(Records)
────────────────────
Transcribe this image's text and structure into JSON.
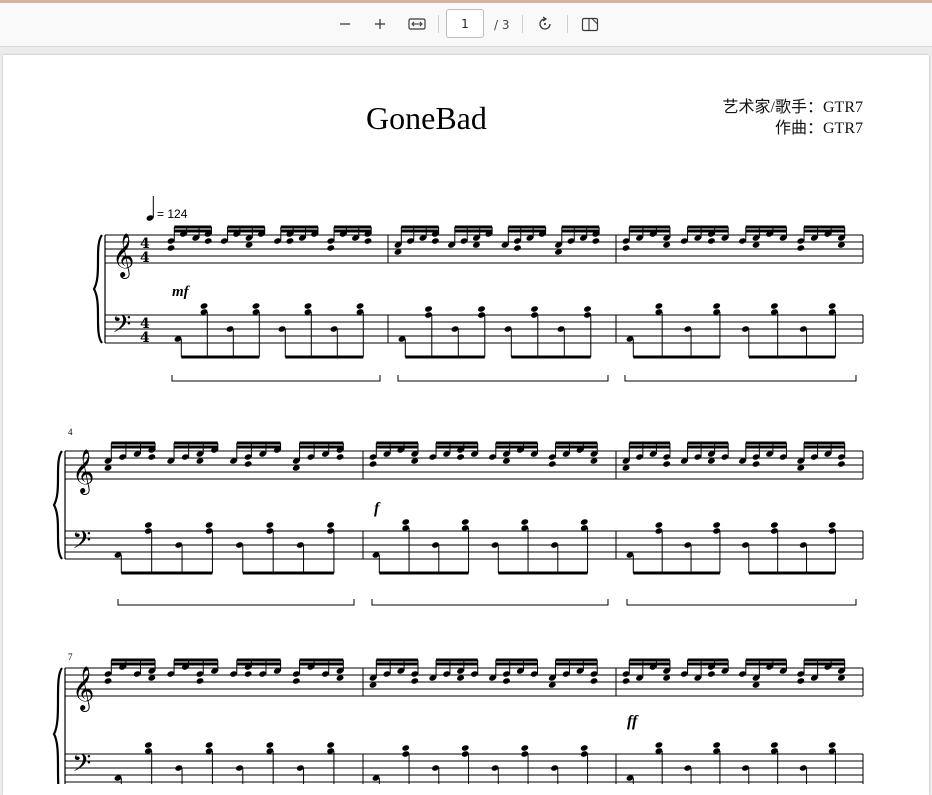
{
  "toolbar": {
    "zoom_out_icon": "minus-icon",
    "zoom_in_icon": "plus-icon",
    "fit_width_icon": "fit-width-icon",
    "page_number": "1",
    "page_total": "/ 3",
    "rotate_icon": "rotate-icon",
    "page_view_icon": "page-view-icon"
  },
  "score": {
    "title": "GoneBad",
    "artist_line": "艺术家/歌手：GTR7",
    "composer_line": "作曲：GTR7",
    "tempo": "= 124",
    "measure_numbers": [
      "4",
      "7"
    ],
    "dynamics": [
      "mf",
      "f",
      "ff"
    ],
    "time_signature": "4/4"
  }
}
────────────────────
Repeat each line of the records above exactly, but do not copy the pictures.

- _SOLUTION FOR THIS EXERCISE_
Transcribe this image's text and structure into JSON.
{
  "toolbar": {
    "zoom_out_icon": "minus-icon",
    "zoom_in_icon": "plus-icon",
    "fit_width_icon": "fit-width-icon",
    "page_number": "1",
    "page_total": "/ 3",
    "rotate_icon": "rotate-icon",
    "page_view_icon": "page-view-icon"
  },
  "score": {
    "title": "GoneBad",
    "artist_line": "艺术家/歌手：GTR7",
    "composer_line": "作曲：GTR7",
    "tempo": "= 124",
    "measure_numbers": [
      "4",
      "7"
    ],
    "dynamics": [
      "mf",
      "f",
      "ff"
    ],
    "time_signature": "4/4"
  }
}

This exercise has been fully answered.